Page extract -
┄┄┄┄┄┄

Metamath Proof Explorer

Theorem cbvixpdavw2

Description: Change bound variable and domain in an indexed Cartesian product. Deduction form. (Contributed by GG, 14-Aug-2025)

		Ref	Expression
	Hypotheses	cbvixpdavw2.1	⊢ ( ( 𝜑 ∧ 𝑥 = 𝑦 ) → 𝐶 = 𝐷 )
		cbvixpdavw2.2	⊢ ( ( 𝜑 ∧ 𝑥 = 𝑦 ) → 𝐴 = 𝐵 )
	Assertion	cbvixpdavw2	⊢ ( 𝜑 → X 𝑥 ∈ 𝐴 𝐶 = X 𝑦 ∈ 𝐵 𝐷 )

Proof

Step	Hyp	Ref	Expression
1		cbvixpdavw2.1	⊢ ( ( 𝜑 ∧ 𝑥 = 𝑦 ) → 𝐶 = 𝐷 )
2		cbvixpdavw2.2	⊢ ( ( 𝜑 ∧ 𝑥 = 𝑦 ) → 𝐴 = 𝐵 )
3		simpr	⊢ ( ( 𝜑 ∧ 𝑥 = 𝑦 ) → 𝑥 = 𝑦 )
4	3 2	eleq12d	⊢ ( ( 𝜑 ∧ 𝑥 = 𝑦 ) → ( 𝑥 ∈ 𝐴 ↔ 𝑦 ∈ 𝐵 ) )
5	4	cbvabdavw	⊢ ( 𝜑 → { 𝑥 ∣ 𝑥 ∈ 𝐴 } = { 𝑦 ∣ 𝑦 ∈ 𝐵 } )
6	5	fneq2d	⊢ ( 𝜑 → ( 𝑡 Fn { 𝑥 ∣ 𝑥 ∈ 𝐴 } ↔ 𝑡 Fn { 𝑦 ∣ 𝑦 ∈ 𝐵 } ) )

┄┄┄┄┄┄

Image element box records -
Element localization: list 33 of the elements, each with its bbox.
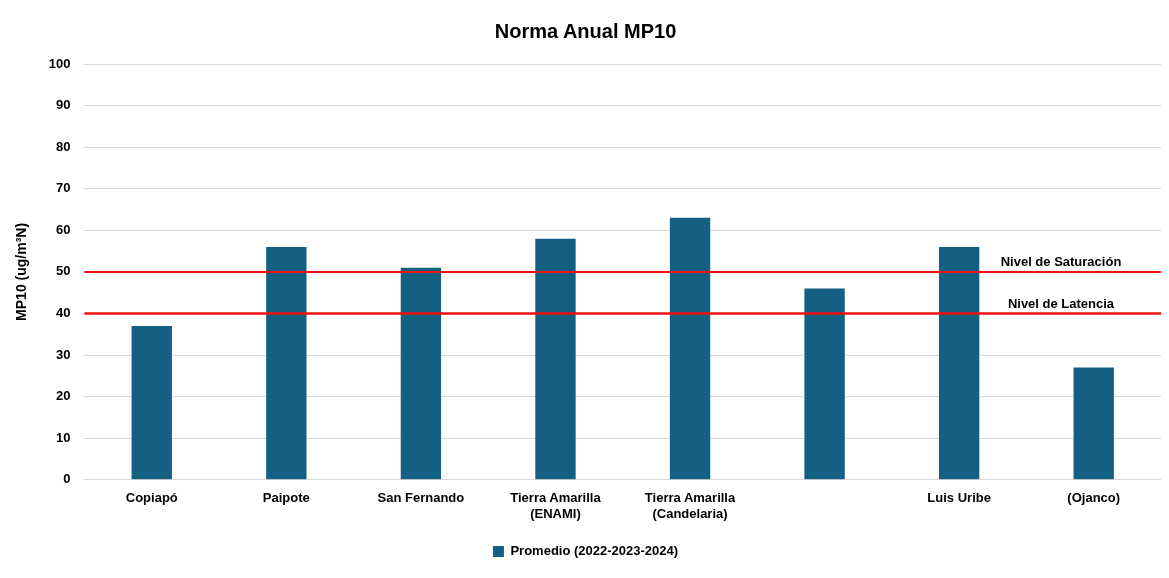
bar bbox=[535, 238, 576, 480]
y-tick-label: 10 bbox=[56, 429, 71, 445]
y-tick-label: 20 bbox=[56, 388, 71, 404]
chart-title: Norma Anual MP10 bbox=[494, 19, 677, 42]
y-tick-label: 60 bbox=[56, 221, 71, 237]
x-tick-label: Luis Uribe bbox=[927, 490, 991, 506]
x-tick-label: Paipote bbox=[262, 490, 310, 506]
y-tick-label: 100 bbox=[48, 55, 71, 71]
y-tick-label: 80 bbox=[56, 138, 71, 154]
y-tick-label: 70 bbox=[56, 180, 71, 196]
bar bbox=[938, 246, 980, 480]
bar bbox=[804, 288, 845, 480]
legend-label: Promedio (2022-2023-2024) bbox=[510, 543, 679, 559]
ref-line-label: Nivel de Saturación bbox=[1000, 253, 1122, 269]
x-tick-label: (Ojanco) bbox=[1067, 490, 1121, 506]
y-tick-label: 0 bbox=[63, 471, 71, 487]
category-label: Tierra Amarilla bbox=[644, 490, 736, 506]
category-label: Tierra Amarilla bbox=[510, 490, 601, 506]
bar bbox=[400, 267, 442, 480]
category-label: (Candelaria) bbox=[652, 505, 728, 521]
y-tick-label: 40 bbox=[56, 305, 71, 321]
y-axis-title: MP10 (ug/m³N) bbox=[13, 222, 30, 321]
bar bbox=[669, 217, 711, 480]
x-tick-label: San Fernando bbox=[377, 490, 465, 506]
ref-line-label: Nivel de Latencia bbox=[1007, 295, 1115, 311]
bar bbox=[1073, 367, 1114, 480]
y-tick-label: 90 bbox=[56, 97, 71, 113]
bar bbox=[131, 325, 172, 480]
y-tick-label: 50 bbox=[56, 263, 71, 279]
x-tick-label: Copiapó bbox=[125, 490, 178, 506]
category-label: (ENAMI) bbox=[530, 505, 581, 521]
bar bbox=[266, 246, 307, 480]
y-tick-label: 30 bbox=[56, 346, 71, 362]
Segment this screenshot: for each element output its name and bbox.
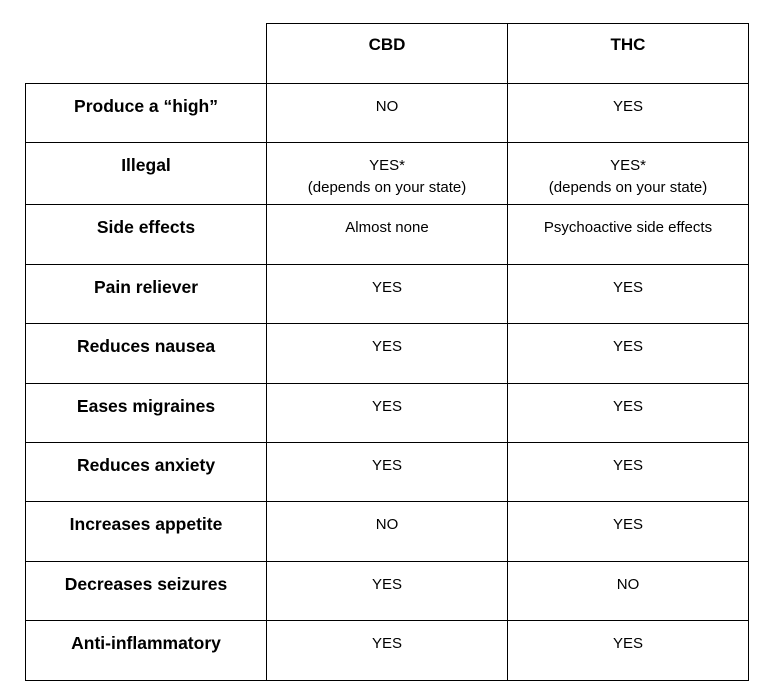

┄┄┄┄┄┄

Parts of the exercise -
(a) In the Metamath theorem page for cbvixpdavw2, which reference justifies step 3 of the proof?
(b) Resume the cbvixpdavw2 proof after step 6.

The answers -
(a) simpr

(b)
7		fveq2	⊢ ( 𝑥 = 𝑦 → ( 𝑡 ‘ 𝑥 ) = ( 𝑡 ‘ 𝑦 ) )
8	7	adantl	⊢ ( ( 𝜑 ∧ 𝑥 = 𝑦 ) → ( 𝑡 ‘ 𝑥 ) = ( 𝑡 ‘ 𝑦 ) )
9	8 1	eleq12d	⊢ ( ( 𝜑 ∧ 𝑥 = 𝑦 ) → ( ( 𝑡 ‘ 𝑥 ) ∈ 𝐶 ↔ ( 𝑡 ‘ 𝑦 ) ∈ 𝐷 ) )
10	9 2	cbvraldva2	⊢ ( 𝜑 → ( ∀ 𝑥 ∈ 𝐴 ( 𝑡 ‘ 𝑥 ) ∈ 𝐶 ↔ ∀ 𝑦 ∈ 𝐵 ( 𝑡 ‘ 𝑦 ) ∈ 𝐷 ) )
11	6 10	anbi12d	⊢ ( 𝜑 → ( ( 𝑡 Fn { 𝑥 ∣ 𝑥 ∈ 𝐴 } ∧ ∀ 𝑥 ∈ 𝐴 ( 𝑡 ‘ 𝑥 ) ∈ 𝐶 ) ↔ ( 𝑡 Fn { 𝑦 ∣ 𝑦 ∈ 𝐵 } ∧ ∀ 𝑦 ∈ 𝐵 ( 𝑡 ‘ 𝑦 ) ∈ 𝐷 ) ) )
12	11	abbidv	⊢ ( 𝜑 → { 𝑡 ∣ ( 𝑡 Fn { 𝑥 ∣ 𝑥 ∈ 𝐴 } ∧ ∀ 𝑥 ∈ 𝐴 ( 𝑡 ‘ 𝑥 ) ∈ 𝐶 ) } = { 𝑡 ∣ ( 𝑡 Fn { 𝑦 ∣ 𝑦 ∈ 𝐵 } ∧ ∀ 𝑦 ∈ 𝐵 ( 𝑡 ‘ 𝑦 ) ∈ 𝐷 ) } )
13		df-ixp	⊢ X 𝑥 ∈ 𝐴 𝐶 = { 𝑡 ∣ ( 𝑡 Fn { 𝑥 ∣ 𝑥 ∈ 𝐴 } ∧ ∀ 𝑥 ∈ 𝐴 ( 𝑡 ‘ 𝑥 ) ∈ 𝐶 ) }
14		df-ixp	⊢ X 𝑦 ∈ 𝐵 𝐷 = { 𝑡 ∣ ( 𝑡 Fn { 𝑦 ∣ 𝑦 ∈ 𝐵 } ∧ ∀ 𝑦 ∈ 𝐵 ( 𝑡 ‘ 𝑦 ) ∈ 𝐷 ) }
15	12 13 14	3eqtr4g	⊢ ( 𝜑 → X 𝑥 ∈ 𝐴 𝐶 = X 𝑦 ∈ 𝐵 𝐷 )